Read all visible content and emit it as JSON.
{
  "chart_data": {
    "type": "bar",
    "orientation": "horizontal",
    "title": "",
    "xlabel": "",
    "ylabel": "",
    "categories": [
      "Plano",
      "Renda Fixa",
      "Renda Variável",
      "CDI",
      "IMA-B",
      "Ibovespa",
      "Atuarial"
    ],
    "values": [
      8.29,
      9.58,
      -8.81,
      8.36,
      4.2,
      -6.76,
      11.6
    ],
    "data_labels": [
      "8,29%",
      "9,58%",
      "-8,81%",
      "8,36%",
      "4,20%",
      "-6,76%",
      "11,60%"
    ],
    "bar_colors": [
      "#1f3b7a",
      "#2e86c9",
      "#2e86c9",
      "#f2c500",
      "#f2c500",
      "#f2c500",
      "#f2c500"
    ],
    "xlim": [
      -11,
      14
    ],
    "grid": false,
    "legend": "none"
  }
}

####

◆ YOUR TASK
Go through the listing and copy all of it exactly.

◆ TASK RESULT
Read all visible content and emit it as JSON.
{
  "chart_data": {
    "type": "bar",
    "orientation": "horizontal",
    "title": "",
    "xlabel": "",
    "ylabel": "",
    "categories": [
      "Plano",
      "Renda Fixa",
      "Renda Variável",
      "CDI",
      "IMA-B",
      "Ibovespa",
      "Atuarial"
    ],
    "values": [
      8.29,
      9.58,
      -8.81,
      8.36,
      4.2,
      -6.76,
      11.6
    ],
    "data_labels": [
      "8,29%",
      "9,58%",
      "-8,81%",
      "8,36%",
      "4,20%",
      "-6,76%",
      "11,60%"
    ],
    "bar_colors": [
      "#1f3b7a",
      "#2e86c9",
      "#2e86c9",
      "#f2c500",
      "#f2c500",
      "#f2c500",
      "#f2c500"
    ],
    "xlim": [
      -11,
      14
    ],
    "grid": false,
    "legend": "none"
  }
}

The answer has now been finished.